Quote the whole listing verbatim.

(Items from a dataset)

——————————

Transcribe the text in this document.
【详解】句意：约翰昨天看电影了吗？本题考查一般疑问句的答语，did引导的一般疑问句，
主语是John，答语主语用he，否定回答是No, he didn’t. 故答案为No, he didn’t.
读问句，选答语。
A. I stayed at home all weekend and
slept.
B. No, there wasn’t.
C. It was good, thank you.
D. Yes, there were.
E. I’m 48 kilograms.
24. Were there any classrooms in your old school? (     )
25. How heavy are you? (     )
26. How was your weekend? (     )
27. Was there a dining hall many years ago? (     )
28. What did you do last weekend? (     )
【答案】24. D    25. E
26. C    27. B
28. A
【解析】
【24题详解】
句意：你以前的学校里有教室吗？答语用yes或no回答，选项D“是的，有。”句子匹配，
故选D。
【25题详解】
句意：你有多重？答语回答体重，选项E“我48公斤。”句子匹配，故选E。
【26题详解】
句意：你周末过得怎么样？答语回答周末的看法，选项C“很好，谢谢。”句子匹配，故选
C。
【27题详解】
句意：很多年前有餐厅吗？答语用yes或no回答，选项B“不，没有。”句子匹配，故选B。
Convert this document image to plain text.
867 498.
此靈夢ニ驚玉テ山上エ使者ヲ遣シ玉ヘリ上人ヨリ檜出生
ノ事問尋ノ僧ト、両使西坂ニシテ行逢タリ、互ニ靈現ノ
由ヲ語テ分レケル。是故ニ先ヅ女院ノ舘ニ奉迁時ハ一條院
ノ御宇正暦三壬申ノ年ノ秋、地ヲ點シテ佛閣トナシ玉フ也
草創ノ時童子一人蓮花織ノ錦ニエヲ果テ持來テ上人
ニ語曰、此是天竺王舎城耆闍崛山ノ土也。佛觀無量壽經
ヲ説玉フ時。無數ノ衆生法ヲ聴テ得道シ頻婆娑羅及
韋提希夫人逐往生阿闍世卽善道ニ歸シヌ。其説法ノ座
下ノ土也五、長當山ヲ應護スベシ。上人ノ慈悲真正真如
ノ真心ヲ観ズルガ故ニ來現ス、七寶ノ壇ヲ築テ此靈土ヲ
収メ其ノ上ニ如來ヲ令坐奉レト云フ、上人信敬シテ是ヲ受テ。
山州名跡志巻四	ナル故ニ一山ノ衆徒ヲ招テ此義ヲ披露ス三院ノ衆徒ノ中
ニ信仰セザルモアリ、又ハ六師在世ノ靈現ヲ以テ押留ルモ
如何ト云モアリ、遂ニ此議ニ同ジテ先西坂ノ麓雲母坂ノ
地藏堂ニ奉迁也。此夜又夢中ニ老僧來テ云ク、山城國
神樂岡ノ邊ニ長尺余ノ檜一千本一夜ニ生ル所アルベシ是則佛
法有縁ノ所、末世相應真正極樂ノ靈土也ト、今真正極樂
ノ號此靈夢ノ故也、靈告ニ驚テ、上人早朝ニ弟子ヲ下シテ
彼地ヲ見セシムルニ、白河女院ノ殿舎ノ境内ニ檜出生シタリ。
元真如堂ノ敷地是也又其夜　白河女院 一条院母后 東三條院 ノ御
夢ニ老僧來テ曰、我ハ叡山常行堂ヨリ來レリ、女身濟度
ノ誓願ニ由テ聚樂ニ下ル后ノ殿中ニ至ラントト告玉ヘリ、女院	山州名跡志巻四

——————————

> Answer for the task:
Transcribe the text in this document.
【详解】句意：约翰昨天看电影了吗？本题考查一般疑问句的答语，did引导的一般疑问句，
主语是John，答语主语用he，否定回答是No, he didn’t. 故答案为No, he didn’t.
读问句，选答语。
A. I stayed at home all weekend and
slept.
B. No, there wasn’t.
C. It was good, thank you.
D. Yes, there were.
E. I’m 48 kilograms.
24. Were there any classrooms in your old school? (     )
25. How heavy are you? (     )
26. How was your weekend? (     )
27. Was there a dining hall many years ago? (     )
28. What did you do last weekend? (     )
【答案】24. D    25. E
26. C    27. B
28. A
【解析】
【24题详解】
句意：你以前的学校里有教室吗？答语用yes或no回答，选项D“是的，有。”句子匹配，
故选D。
【25题详解】
句意：你有多重？答语回答体重，选项E“我48公斤。”句子匹配，故选E。
【26题详解】
句意：你周末过得怎么样？答语回答周末的看法，选项C“很好，谢谢。”句子匹配，故选
C。
【27题详解】
句意：很多年前有餐厅吗？答语用yes或no回答，选项B“不，没有。”句子匹配，故选B。
Convert this document image to plain text.
867 498.
此靈夢ニ驚玉テ山上エ使者ヲ遣シ玉ヘリ上人ヨリ檜出生
ノ事問尋ノ僧ト、両使西坂ニシテ行逢タリ、互ニ靈現ノ
由ヲ語テ分レケル。是故ニ先ヅ女院ノ舘ニ奉迁時ハ一條院
ノ御宇正暦三壬申ノ年ノ秋、地ヲ點シテ佛閣トナシ玉フ也
草創ノ時童子一人蓮花織ノ錦ニエヲ果テ持來テ上人
ニ語曰、此是天竺王舎城耆闍崛山ノ土也。佛觀無量壽經
ヲ説玉フ時。無數ノ衆生法ヲ聴テ得道シ頻婆娑羅及
韋提希夫人逐往生阿闍世卽善道ニ歸シヌ。其説法ノ座
下ノ土也五、長當山ヲ應護スベシ。上人ノ慈悲真正真如
ノ真心ヲ観ズルガ故ニ來現ス、七寶ノ壇ヲ築テ此靈土ヲ
収メ其ノ上ニ如來ヲ令坐奉レト云フ、上人信敬シテ是ヲ受テ。
山州名跡志巻四	ナル故ニ一山ノ衆徒ヲ招テ此義ヲ披露ス三院ノ衆徒ノ中
ニ信仰セザルモアリ、又ハ六師在世ノ靈現ヲ以テ押留ルモ
如何ト云モアリ、遂ニ此議ニ同ジテ先西坂ノ麓雲母坂ノ
地藏堂ニ奉迁也。此夜又夢中ニ老僧來テ云ク、山城國
神樂岡ノ邊ニ長尺余ノ檜一千本一夜ニ生ル所アルベシ是則佛
法有縁ノ所、末世相應真正極樂ノ靈土也ト、今真正極樂
ノ號此靈夢ノ故也、靈告ニ驚テ、上人早朝ニ弟子ヲ下シテ
彼地ヲ見セシムルニ、白河女院ノ殿舎ノ境内ニ檜出生シタリ。
元真如堂ノ敷地是也又其夜　白河女院 一条院母后 東三條院 ノ御
夢ニ老僧來テ曰、我ハ叡山常行堂ヨリ來レリ、女身濟度
ノ誓願ニ由テ聚樂ニ下ル后ノ殿中ニ至ラントト告玉ヘリ、女院	山州名跡志巻四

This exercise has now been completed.